Besides, no fireball of that size had ever been known.

Stories of crop circles began to appear in the Japanese media.
On 17 September 1989, on Kyushu Island, a rice farmer named Shunzo Abe found two wide circles in his fields.
He thought at first that they were caused by a wild boar, then noted that there were no footprints in the soft Earth.

Back in England, another curious phenomenon had been noted: that the ‘circle makers’ responded to the suggestions, and even the thoughts, of the investigators.
In August 1986, Busty Taylor was flying home near Cheesefoot Head, when he remarked to his passenger George Wingfield that he would like to see a pattern with a central circle surrounded by satellites and rings.
In his mind, he said, were the words ‘Celtic cross’—a form of cross with arms emerging from a central circle.
The next day, flying over the same spot, he was astounded to find a Celtic cross in the field below him.
Colin Andrews, another of the first ‘cereologists’ (as crop-circle students came to be called) lay in bed one night and visualised a Celtic cross, literally asking for it to appear in a nearby field.
The next day, a local farmer rang him to report an elaborate Celtic cross in his field.

Element boundary lines:
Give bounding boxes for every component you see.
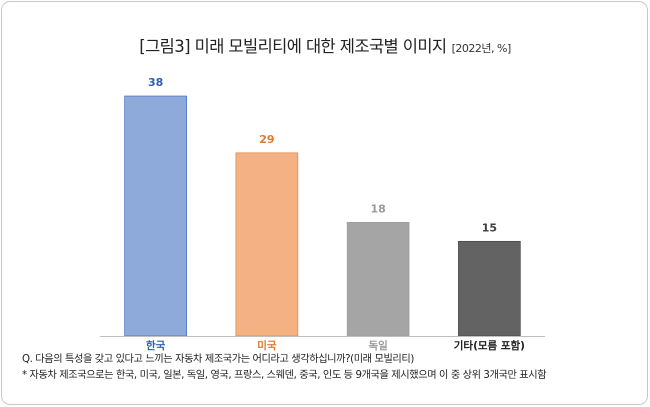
bar-1 xyxy=(235,152,299,337)
survey-question: Q. 다음의 특성을 갖고 있다고 느끼는 자동차 제조국가는 어디라고 생각하… xyxy=(22,354,414,365)
data-label-3: 15 xyxy=(482,221,497,234)
data-label-2: 18 xyxy=(370,202,385,215)
bar-0 xyxy=(124,95,187,337)
x-tick-label-1: 미국 xyxy=(257,339,277,352)
data-label-0: 38 xyxy=(148,76,163,89)
x-tick-label-0: 한국 xyxy=(146,339,166,352)
data-label-1: 29 xyxy=(259,133,274,146)
footnote: * 자동차 제조국으로는 한국, 미국, 일본, 독일, 영국, 프랑스, 스웨… xyxy=(22,370,547,381)
bar-2 xyxy=(346,222,410,337)
chart-title: [그림3] 미래 모빌리티에 대한 제조국별 이미지 [2022년, %] xyxy=(0,33,650,57)
chart-notes: Q. 다음의 특성을 갖고 있다고 느끼는 자동차 제조국가는 어디라고 생각하… xyxy=(22,352,642,384)
chart-subtitle: [2022년, %] xyxy=(451,42,512,55)
chart-title-main: [그림3] 미래 모빌리티에 대한 제조국별 이미지 xyxy=(139,37,447,56)
bar-3 xyxy=(458,240,521,337)
x-tick-label-2: 독일 xyxy=(368,339,387,352)
x-tick-label-3: 기타(모름 포함) xyxy=(454,339,525,352)
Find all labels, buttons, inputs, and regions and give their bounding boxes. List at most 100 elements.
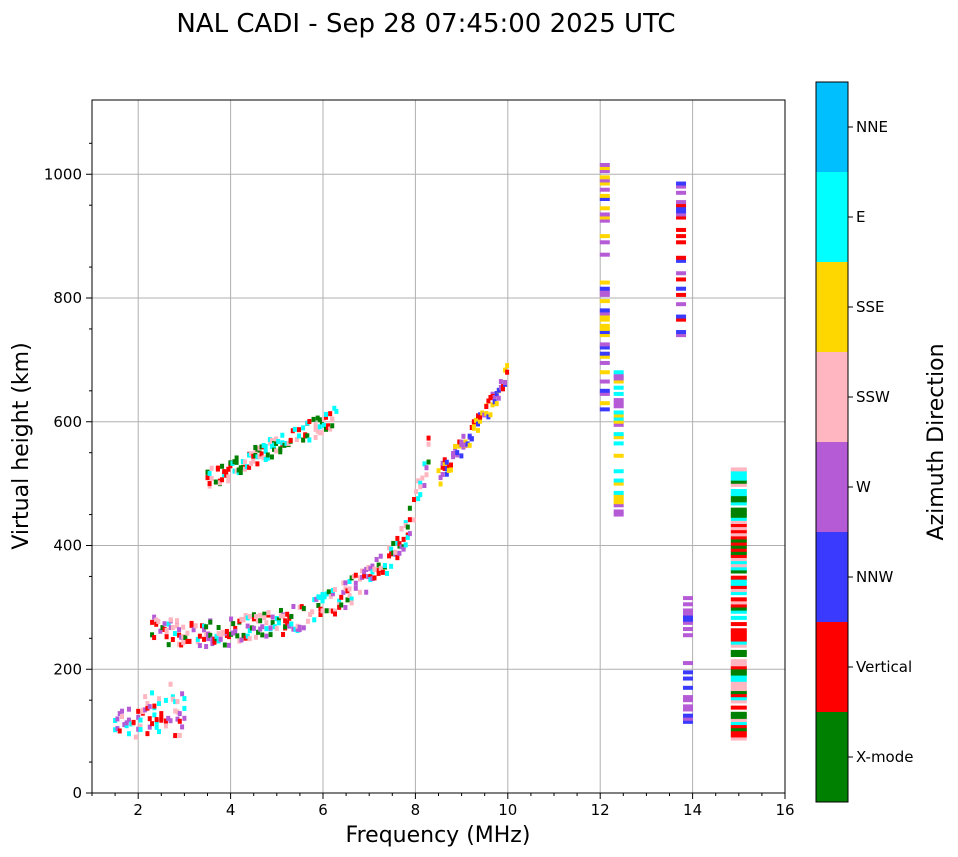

### Your objective
Reproduce word for word the part of the crop-circle passage above from "The next day, flying" up to and including "in his field.".

### The reply
The next day, flying over the same spot, he was astounded to find a Celtic cross in the field below him.
Colin Andrews, another of the first ‘cereologists’ (as crop-circle students came to be called) lay in bed one night and visualised a Celtic cross, literally asking for it to appear in a nearby field.
The next day, a local farmer rang him to report an elaborate Celtic cross in his field.